##### PAGE TEXT
The Top British Film Studios

Last year saw a big increase in inward investment films but falling spending on British indie features, a trend expected to continue in 2014. David Wood reports on a year of pros and cons for the UK studio industry.

The picture over the last year has been one of steady improvement for the UK film industry Plc. For proof you need look no further than the latest BFI report on UK film production which show that over £1bn was spent on film production in the UK in 2013, a 14% increase on 2012.

Of that, £868m came from 37 international (mostly Hollywood) movies which made the UK their production base. These include The Man From U.N.C.L.E, Heart Of The Sea and Jupiter Ascending (Warner Bros’ Leavesden Studios) along with Disney’s Muppets Most Wanted, Cinderella and Into The Woods, which shot at Pinewood.

Other titles included Fox’s Exodus and Frankenstein, Marvel’s Guardians Of The Galaxy, Sony and Fox’s The Monuments Men and Studiocanal’s Paddington. This year the trend of growing inward investment is set to continue with Lucas Film’s Star Wars VII, Bond 24, Universal’s The Avengers: Age Of Ultron, Everest and Disney’s Alice In Wonderland sequel Through The Looking Glass.
##########
##### RECORD EXTRACTS
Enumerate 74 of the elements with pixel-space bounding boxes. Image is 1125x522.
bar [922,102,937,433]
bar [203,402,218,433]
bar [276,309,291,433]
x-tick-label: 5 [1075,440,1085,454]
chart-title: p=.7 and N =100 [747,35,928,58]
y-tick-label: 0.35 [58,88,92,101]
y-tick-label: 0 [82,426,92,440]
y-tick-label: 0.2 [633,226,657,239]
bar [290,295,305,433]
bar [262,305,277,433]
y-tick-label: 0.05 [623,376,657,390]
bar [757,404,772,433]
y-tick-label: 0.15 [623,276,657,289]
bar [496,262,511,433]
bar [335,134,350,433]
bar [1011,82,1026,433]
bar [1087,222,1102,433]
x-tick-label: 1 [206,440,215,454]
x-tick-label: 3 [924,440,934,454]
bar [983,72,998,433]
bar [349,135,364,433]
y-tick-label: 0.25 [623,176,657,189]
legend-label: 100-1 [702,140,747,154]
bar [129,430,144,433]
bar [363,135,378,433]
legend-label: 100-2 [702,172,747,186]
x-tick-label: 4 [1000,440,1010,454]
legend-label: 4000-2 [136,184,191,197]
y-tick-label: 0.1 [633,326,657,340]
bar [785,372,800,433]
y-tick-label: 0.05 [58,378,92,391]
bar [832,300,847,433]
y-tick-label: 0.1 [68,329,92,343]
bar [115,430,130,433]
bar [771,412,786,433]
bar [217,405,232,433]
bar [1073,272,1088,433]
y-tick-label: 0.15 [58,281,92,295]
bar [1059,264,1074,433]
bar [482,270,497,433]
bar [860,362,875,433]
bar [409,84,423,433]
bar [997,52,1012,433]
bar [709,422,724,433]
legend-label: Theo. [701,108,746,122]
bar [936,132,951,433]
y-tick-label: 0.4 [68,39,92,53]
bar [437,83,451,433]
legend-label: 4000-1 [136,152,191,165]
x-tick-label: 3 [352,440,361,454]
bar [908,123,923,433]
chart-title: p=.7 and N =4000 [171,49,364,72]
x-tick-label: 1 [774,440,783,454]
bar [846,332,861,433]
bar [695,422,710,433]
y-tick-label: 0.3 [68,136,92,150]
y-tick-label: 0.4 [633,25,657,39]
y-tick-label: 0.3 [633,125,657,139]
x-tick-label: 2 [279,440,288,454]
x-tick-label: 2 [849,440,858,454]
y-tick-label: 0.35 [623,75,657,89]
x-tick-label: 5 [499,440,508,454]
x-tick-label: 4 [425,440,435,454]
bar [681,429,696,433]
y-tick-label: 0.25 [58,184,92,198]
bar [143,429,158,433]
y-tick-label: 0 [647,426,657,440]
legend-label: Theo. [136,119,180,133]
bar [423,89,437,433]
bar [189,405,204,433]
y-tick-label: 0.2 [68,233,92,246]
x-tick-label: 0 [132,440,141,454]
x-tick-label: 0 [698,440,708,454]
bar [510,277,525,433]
##########
Please transcribe the passage of the British film studios article above, from "Last year saw" to "increase on 2012.".

Last year saw a big increase in inward investment films but falling spending on British indie features, a trend expected to continue in 2014. David Wood reports on a year of pros and cons for the UK studio industry.

The picture over the last year has been one of steady improvement for the UK film industry Plc. For proof you need look no further than the latest BFI report on UK film production which show that over £1bn was spent on film production in the UK in 2013, a 14% increase on 2012.